» **What the exercise asks**
Read through the records below and copy each line that uses the word "amount".

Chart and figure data
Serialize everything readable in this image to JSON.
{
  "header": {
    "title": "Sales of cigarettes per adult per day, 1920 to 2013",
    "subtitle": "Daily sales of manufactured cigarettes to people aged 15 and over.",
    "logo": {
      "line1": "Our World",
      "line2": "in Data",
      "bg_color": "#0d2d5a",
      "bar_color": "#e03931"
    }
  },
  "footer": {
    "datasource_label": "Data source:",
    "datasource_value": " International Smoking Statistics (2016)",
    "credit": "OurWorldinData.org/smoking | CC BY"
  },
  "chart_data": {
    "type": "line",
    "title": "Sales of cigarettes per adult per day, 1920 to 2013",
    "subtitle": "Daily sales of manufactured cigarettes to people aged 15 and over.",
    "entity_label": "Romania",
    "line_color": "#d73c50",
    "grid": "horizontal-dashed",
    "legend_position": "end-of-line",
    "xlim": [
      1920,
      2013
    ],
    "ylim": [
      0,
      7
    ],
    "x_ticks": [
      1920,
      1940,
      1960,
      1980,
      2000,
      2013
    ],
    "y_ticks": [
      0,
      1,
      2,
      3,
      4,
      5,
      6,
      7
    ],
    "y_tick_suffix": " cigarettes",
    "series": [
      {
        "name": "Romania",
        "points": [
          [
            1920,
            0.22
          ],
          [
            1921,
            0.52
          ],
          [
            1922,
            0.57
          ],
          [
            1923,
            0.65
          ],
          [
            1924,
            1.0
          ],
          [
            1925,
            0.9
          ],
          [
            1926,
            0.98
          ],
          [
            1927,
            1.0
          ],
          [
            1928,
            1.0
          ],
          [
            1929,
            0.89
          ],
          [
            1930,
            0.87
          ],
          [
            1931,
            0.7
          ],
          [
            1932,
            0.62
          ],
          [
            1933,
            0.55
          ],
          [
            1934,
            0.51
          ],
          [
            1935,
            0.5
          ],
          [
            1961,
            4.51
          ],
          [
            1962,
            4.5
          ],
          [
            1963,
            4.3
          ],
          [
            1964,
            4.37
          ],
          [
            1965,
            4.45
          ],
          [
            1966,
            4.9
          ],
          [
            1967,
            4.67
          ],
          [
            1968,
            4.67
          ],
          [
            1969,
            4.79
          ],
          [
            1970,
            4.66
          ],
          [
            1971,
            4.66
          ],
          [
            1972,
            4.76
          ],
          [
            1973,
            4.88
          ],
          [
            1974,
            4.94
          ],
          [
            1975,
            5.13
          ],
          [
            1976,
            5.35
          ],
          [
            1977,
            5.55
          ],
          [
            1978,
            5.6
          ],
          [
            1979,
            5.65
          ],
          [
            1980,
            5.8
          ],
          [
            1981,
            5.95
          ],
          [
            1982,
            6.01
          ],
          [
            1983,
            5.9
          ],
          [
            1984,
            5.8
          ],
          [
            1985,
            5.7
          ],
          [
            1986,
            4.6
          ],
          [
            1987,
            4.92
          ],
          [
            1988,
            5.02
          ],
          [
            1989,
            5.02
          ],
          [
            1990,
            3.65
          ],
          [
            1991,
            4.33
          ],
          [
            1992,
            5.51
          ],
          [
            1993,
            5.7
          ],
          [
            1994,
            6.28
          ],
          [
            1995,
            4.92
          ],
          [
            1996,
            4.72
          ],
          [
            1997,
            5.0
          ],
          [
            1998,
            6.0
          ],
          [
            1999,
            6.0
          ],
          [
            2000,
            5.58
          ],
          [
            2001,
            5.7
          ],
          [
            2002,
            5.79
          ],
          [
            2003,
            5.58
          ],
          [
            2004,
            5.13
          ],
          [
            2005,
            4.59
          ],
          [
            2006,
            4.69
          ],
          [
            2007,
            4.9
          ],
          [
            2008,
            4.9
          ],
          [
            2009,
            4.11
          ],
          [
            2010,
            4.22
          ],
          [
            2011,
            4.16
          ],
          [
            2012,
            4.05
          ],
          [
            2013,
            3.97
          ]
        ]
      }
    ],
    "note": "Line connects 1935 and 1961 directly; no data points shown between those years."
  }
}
...
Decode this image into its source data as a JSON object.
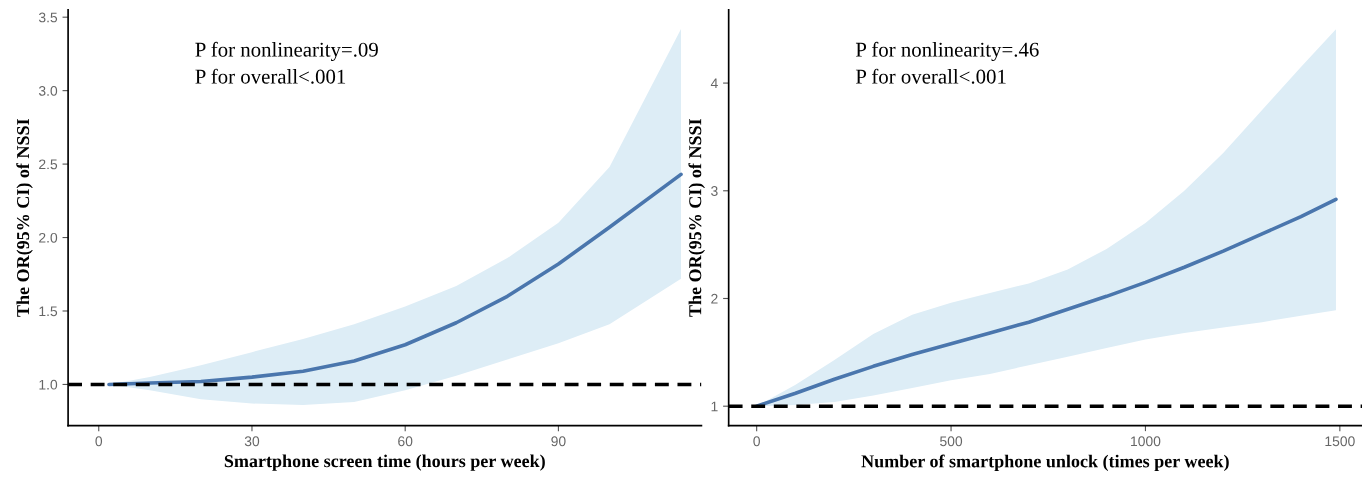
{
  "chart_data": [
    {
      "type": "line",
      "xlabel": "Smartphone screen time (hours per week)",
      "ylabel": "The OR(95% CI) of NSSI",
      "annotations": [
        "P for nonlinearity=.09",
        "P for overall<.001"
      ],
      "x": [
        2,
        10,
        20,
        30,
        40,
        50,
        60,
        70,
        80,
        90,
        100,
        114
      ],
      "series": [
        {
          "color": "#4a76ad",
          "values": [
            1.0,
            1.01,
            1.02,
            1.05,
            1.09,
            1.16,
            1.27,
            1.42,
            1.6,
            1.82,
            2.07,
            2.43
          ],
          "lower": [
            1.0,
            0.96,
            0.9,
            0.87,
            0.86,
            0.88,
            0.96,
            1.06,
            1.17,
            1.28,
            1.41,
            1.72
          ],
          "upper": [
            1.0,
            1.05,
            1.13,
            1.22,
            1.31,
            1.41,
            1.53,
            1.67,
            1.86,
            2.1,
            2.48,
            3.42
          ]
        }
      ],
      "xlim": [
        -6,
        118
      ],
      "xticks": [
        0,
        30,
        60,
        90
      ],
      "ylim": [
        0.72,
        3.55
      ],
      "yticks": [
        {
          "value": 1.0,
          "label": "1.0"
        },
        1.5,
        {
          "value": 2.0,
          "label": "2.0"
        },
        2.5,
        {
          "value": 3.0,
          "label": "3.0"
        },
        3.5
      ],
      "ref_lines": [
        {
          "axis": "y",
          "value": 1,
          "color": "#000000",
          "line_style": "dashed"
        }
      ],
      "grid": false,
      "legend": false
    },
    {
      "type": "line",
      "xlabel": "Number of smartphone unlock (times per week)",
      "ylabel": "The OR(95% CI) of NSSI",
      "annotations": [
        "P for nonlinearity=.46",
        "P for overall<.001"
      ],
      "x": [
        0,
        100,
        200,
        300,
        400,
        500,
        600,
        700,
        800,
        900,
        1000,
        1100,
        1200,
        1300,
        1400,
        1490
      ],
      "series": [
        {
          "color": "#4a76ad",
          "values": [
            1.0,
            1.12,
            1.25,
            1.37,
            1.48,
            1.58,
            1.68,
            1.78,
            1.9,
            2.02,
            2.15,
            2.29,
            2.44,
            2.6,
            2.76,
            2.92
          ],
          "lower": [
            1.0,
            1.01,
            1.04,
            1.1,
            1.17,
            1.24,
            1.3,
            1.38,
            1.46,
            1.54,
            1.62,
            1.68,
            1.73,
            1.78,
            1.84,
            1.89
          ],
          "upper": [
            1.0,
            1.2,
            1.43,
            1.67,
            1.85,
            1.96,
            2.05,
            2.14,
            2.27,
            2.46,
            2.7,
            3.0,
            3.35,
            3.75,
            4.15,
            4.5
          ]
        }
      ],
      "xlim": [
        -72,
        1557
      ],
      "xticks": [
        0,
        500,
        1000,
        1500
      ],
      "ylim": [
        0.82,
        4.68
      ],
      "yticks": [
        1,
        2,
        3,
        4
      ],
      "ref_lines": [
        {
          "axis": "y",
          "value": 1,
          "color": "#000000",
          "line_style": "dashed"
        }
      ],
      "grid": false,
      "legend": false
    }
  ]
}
==
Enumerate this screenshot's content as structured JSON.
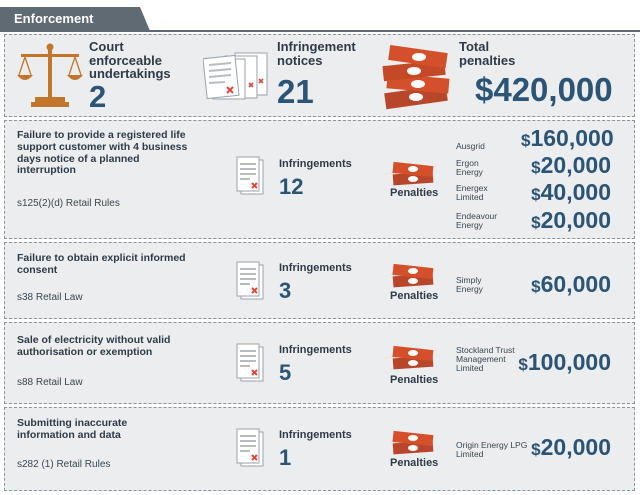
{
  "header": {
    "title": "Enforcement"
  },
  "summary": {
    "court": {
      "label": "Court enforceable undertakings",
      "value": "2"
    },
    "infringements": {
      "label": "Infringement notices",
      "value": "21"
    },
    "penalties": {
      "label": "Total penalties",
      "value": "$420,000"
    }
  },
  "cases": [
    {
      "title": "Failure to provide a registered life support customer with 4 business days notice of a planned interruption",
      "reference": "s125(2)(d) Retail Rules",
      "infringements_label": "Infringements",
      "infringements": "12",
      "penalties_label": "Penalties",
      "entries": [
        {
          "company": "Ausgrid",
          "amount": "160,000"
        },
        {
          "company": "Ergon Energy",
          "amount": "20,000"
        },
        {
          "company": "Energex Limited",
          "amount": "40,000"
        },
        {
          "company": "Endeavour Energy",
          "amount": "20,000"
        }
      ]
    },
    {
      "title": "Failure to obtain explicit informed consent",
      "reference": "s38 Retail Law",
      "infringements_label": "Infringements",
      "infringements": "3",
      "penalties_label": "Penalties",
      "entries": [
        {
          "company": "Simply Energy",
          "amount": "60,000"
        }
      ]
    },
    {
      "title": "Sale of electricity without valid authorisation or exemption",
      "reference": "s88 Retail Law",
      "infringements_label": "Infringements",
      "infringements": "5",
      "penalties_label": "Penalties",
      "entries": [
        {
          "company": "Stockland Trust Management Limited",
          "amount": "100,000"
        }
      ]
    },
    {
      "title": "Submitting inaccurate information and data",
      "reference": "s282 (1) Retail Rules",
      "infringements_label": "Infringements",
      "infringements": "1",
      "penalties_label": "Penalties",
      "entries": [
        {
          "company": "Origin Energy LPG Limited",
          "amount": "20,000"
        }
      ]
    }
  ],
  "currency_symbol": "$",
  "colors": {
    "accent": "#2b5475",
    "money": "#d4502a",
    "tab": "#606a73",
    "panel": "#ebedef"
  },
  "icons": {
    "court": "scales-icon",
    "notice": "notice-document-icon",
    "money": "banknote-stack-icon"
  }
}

» **Final answer**
          "amount": "160,000"
          "amount": "20,000"
          "amount": "40,000"
          "amount": "20,000"
          "amount": "60,000"
          "amount": "100,000"
          "amount": "20,000"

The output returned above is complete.